(TEXTO MOSTRADO):

------------------------------------------------------------

Cuando se cumplieron dos décadas del 11 de septiembre de 1973, un Comentario Nacional escrito por el cientista político Óscar Godoy hizo un balance de lo ocurrido desde entonces. En septiembre de 1993, el analista abordó las causas del golpe y las tensiones y situaciones vividas desde entonces, incluyendo aspectos sociales, el avance a la democracia, los cambios económicos y el saldo en materia de derechos humanos.
Hace veinte años el régimen democrático chileno sufrió la más severa crisis política de su historia. La cercanía de este evento dificulta el hallazgo de esa perspectiva precisa que permitiría una mirada objetiva, abarcante y justa. Han pasado menos de cuatro años desde que el general Pinochet traspasó el poder al gobierno del presidente Aylwin y los efectos principales de 16 años de gobierno militar siguen actualizando su propia presencia y obstaculizando un balance histórico frío y desapasionado.
Aun cuando podemos conceptualizar la sucesión quiebre de la democracia-régimen autoritario-reinicio de la democracia como un bloque histórico, su pesada materialidad no nos permite comprenderla en toda su complejidad. Para reducir su narración a cinco líneas de un diccionario o de un manual elemental de historia, que expresen un juicio verdadero y comprehensivo, deberá pasar aún más tiempo.
En la precariedad de la posición descrita hay que recurrir a la interpretación. Y, por lo mismo, abrir un debate. Cualquiera sea la eficacia del recurso hermenéutico que usemos para establecer algún juicio acerca de este período, no vamos a poder evitar una discusión sobre la verdad y falsedad, justicia e injusticia, de contenido. Si aún no existe una versión descriptiva de los hechos, suficientemente aceptable para un espectador racional, que pusiera entre paréntesis sus inclinaciones, creencias y pasiones, no podemos pedir más que una interpretación de lo acontecido durante esos años.
En este texto solamente se pretende interpretar la sucesión de los tres grandes eventos señalados a la luz de los criterios que se mencionan sucintamente a continuación. Por una parte, se recurre a la teoría del consenso, para explicar el quiebre democrático en los años 70 y la recreación y puesta en marcha de la democracia en los 90. Por otra, se adopta el paradigma de la democracia representativa, para discernir aquellos aspectos del régimen militar que fueron funcionales o disfuncionales a la continuidad y reconstrucción democrática del país. Y, finalmente, se apela a ciertos bienes éticos, para juzgar moralmente determinadas conductas, prácticas y acciones, que definen al autoritarismo del régimen militar y podrían marcar la imagen histórica de su larga acción gobernante.

------------------------------------------------------------

(FILAS):
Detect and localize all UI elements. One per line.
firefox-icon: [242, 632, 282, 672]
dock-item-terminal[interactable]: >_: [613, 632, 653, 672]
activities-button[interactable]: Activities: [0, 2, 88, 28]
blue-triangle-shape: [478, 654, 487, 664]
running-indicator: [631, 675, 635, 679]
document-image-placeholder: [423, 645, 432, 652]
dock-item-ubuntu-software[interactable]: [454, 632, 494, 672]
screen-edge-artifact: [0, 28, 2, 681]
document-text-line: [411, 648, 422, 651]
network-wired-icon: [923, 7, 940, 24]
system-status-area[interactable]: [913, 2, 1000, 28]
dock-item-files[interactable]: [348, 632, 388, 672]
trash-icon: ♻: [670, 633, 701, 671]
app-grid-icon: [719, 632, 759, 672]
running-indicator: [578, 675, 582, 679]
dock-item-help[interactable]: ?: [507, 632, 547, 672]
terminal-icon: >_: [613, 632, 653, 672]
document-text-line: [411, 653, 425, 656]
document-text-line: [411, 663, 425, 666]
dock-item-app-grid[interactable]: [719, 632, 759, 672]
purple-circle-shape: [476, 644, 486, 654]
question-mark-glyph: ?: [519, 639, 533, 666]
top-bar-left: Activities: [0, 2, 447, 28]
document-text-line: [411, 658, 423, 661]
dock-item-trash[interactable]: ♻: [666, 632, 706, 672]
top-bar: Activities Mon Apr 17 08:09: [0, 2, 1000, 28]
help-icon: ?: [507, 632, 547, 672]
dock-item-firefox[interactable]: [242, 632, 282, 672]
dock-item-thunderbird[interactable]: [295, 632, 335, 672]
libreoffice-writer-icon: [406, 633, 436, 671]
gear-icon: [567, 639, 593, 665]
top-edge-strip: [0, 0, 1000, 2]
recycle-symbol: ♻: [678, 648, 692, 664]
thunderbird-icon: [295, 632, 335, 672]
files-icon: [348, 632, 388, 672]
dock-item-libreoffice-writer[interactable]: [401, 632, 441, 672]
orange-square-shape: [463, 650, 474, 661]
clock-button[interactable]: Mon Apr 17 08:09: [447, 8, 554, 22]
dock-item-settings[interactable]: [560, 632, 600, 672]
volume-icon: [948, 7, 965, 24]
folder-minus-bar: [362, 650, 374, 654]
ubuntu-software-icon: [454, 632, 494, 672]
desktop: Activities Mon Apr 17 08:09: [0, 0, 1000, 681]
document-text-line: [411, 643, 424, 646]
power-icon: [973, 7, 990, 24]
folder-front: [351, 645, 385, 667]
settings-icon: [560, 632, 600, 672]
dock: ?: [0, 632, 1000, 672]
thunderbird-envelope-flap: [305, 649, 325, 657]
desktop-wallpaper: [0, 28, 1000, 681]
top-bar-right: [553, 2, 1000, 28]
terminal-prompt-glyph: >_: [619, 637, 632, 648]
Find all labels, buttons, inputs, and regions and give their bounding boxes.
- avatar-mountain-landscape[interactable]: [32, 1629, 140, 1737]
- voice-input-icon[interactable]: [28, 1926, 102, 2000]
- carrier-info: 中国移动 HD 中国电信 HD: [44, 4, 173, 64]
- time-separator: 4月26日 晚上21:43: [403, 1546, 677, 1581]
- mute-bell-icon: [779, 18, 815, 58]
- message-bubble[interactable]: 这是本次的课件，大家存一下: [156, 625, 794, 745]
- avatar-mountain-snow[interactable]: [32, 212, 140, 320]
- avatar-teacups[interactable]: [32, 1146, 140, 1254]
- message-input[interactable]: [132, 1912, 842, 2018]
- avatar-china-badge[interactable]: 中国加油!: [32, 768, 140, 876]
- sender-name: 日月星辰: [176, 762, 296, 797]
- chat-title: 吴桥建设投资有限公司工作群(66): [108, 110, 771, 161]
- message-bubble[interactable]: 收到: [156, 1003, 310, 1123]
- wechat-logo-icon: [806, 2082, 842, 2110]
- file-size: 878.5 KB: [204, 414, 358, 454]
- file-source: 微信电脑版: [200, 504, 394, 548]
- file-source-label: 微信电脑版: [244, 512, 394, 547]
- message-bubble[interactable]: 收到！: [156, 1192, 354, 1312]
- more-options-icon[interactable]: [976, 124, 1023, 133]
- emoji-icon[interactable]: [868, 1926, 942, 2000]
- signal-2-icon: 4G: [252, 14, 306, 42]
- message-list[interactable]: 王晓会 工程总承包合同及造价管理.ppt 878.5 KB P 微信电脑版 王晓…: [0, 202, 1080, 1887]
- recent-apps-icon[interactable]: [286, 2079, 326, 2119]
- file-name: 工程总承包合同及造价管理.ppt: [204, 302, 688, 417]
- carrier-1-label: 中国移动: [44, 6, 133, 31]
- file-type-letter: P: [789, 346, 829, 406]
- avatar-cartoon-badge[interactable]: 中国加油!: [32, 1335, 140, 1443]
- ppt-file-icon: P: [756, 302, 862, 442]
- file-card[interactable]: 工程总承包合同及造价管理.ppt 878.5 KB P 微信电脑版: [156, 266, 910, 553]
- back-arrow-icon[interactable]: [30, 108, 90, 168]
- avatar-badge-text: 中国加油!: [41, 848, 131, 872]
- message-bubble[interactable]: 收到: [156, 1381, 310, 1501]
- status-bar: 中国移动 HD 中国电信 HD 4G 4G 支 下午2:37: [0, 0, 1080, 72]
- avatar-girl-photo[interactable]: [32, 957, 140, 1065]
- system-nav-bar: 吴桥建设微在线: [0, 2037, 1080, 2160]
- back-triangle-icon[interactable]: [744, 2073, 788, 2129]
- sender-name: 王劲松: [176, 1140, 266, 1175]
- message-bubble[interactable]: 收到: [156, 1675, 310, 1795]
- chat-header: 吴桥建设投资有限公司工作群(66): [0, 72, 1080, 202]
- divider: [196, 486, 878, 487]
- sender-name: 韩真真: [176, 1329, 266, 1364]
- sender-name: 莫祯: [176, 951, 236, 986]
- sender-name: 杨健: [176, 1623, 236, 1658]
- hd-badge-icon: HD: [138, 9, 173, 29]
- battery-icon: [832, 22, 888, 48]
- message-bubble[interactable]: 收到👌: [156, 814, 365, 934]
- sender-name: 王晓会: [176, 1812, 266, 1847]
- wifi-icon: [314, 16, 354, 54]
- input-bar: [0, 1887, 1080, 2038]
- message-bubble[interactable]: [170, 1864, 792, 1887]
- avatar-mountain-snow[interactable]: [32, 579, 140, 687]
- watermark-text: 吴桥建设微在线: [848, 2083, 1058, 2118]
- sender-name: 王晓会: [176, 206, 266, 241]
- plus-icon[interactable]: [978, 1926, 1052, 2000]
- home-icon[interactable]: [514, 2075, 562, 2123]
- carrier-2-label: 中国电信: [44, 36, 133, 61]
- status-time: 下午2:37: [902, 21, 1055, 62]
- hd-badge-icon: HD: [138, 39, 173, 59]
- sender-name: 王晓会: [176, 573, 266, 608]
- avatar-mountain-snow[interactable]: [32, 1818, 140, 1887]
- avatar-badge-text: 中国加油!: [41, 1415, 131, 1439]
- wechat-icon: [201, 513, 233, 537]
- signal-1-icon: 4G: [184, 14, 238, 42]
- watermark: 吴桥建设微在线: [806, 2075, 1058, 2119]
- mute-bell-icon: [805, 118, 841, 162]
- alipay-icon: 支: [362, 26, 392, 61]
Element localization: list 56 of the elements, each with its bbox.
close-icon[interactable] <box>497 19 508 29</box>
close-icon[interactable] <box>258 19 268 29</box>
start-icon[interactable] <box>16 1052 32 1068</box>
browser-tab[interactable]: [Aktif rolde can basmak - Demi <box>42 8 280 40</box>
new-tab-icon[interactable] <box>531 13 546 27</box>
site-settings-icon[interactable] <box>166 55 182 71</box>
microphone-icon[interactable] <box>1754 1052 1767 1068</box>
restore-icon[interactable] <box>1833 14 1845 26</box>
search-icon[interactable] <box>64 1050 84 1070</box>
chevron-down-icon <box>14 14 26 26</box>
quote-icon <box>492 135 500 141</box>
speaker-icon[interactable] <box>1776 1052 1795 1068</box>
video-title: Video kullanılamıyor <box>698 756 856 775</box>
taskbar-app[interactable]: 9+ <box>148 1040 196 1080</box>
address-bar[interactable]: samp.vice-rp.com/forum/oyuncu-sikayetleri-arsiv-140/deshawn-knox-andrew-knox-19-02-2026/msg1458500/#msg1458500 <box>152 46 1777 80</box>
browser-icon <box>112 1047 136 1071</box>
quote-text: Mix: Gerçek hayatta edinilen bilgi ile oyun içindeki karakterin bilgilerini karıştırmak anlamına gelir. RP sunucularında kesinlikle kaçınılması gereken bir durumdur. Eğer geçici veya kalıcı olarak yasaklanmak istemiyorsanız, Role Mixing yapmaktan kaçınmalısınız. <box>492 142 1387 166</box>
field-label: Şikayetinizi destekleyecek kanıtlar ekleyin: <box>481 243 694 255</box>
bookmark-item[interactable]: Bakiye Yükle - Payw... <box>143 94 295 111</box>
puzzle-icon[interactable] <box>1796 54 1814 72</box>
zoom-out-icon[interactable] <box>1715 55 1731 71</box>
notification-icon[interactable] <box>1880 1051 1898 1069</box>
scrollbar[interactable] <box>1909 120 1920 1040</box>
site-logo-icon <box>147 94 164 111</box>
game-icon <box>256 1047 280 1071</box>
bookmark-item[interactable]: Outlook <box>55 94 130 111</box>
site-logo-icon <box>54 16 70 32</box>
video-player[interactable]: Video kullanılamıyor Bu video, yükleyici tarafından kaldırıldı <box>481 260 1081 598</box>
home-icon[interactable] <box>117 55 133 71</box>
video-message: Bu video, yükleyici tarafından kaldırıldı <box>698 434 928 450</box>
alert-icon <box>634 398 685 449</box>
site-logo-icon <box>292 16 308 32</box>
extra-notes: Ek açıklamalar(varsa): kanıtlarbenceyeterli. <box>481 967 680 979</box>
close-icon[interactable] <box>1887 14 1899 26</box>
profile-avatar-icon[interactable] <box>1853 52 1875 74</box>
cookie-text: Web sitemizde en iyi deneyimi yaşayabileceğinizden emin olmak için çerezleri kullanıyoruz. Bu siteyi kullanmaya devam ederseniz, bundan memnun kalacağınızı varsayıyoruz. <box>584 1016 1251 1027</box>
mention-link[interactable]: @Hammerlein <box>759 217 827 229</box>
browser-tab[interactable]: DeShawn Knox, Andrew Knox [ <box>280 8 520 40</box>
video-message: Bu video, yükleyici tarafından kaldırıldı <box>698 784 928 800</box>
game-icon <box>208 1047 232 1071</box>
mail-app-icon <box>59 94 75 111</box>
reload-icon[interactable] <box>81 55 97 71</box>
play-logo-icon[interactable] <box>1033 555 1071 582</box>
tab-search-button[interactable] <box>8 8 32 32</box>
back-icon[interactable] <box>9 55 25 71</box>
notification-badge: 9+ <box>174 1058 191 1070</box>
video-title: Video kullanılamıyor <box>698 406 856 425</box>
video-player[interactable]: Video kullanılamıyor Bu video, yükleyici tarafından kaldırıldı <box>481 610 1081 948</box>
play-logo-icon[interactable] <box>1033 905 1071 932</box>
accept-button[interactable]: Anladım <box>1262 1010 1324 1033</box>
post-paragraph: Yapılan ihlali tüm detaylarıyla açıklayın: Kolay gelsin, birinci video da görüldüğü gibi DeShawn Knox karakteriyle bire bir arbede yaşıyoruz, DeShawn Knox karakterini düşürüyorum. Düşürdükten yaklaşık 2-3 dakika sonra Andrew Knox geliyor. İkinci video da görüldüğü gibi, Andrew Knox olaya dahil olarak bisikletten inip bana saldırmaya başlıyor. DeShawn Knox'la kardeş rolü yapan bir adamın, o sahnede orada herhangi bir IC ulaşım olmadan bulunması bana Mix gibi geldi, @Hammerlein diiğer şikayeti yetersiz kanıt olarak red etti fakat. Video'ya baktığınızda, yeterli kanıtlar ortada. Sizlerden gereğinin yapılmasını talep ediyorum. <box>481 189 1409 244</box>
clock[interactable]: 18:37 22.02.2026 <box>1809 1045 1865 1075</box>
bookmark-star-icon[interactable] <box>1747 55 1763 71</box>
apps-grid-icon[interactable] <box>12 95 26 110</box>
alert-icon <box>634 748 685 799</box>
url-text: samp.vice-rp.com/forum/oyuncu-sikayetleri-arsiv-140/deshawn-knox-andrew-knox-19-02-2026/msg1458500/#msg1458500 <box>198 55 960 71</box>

------------------------------------------------------------

(CONJUNTO DE TAREAS):
**A.** Reproduce sin cambios el pasaje del texto sobre el golpe de 1973 que empieza en las palabras "En este texto" y termina tras "larga acción gobernante.".
**B.** Prosigue el ensayo sobre el quiebre y la reconstrucción de la democracia chilena a partir de su última oración.

(RESULTADOS POR TAREA):
**A.**
En este texto solamente se pretende interpretar la sucesión de los tres grandes eventos señalados a la luz de los criterios que se mencionan sucintamente a continuación. Por una parte, se recurre a la teoría del consenso, para explicar el quiebre democrático en los años 70 y la recreación y puesta en marcha de la democracia en los 90. Por otra, se adopta el paradigma de la democracia representativa, para discernir aquellos aspectos del régimen militar que fueron funcionales o disfuncionales a la continuidad y reconstrucción democrática del país. Y, finalmente, se apela a ciertos bienes éticos, para juzgar moralmente determinadas conductas, prácticas y acciones, que definen al autoritarismo del régimen militar y podrían marcar la imagen histórica de su larga acción gobernante.

**B.**
A mi juicio, la caída del gobierno de Salvador Allende, y la del régimen democrático, el día 11 de septiembre de 1973, es la culminación final de un proceso de persistente deterioro del consenso democrático básico de nuestro país. A este respecto existe un acuerdo bastante amplio entre los analistas. Muchos de ellos han recurrido a las categorías de Sartori de “distancia relativa” y “efectos centrífugos y centrípetos” para analizar las relaciones de las ideologías y las prácticas de los partidos y grupos políticos entre sí. En efecto, en los años sesenta las distancias ideológicas de las opciones políticas se acentúan, dejan de competir pacíficamente e ingresan en un espacio de antagonismo radical. Las bases de la amistad cívica se deterioran y surge un fuerte movimiento de enfrentamiento amigo-enemigo. Las distancias fueron tales que el centro político, cuya función es ejercer una atracción moderadora hacia sí, se contaminó y parte de su dirigencia actuó orientando su poder de convocatoria hacia los extremos, en un dinamismo de centrifugación. Los efectos de ese dinamismo fueron devastadores, porque radicalizaron las propuestas políticas, hasta hacerlas contradictorias e incompatibles no solamente entre sí, sino respecto de las bases constitucionales del país. En ese momento se hizo evidente un quiebre a nivel del consenso fundamental.
La ruptura del consenso se expresa en la retórica revolucionaria de la época. No solamente porque había sectores que proponían una revolución, sino por el rápido acercamiento cualitativo de grupos socialdemócratas y humanistas cristianos a los paradigmas de la revolución marxista. Partir desde cero significaba sustituir la democracia representativa y la economía de mercado, por otras formas de democracia y por modelos económicos que iban desde formas mixtas con predominio del Estado hasta la centralización socialista. La difusión de proyectos de esta envergadura, y la aparente obsolescencia de la democracia representativa o formal, impulsó una generalización de las conductas políticas desleales al sistema vigente. De este modo, los actores políticos se dispusieron a recurrir o usar la fuerza como último recurso político. Y a darle legitimidad a esa disposición, con argumentos de validación ética e incluso teológica.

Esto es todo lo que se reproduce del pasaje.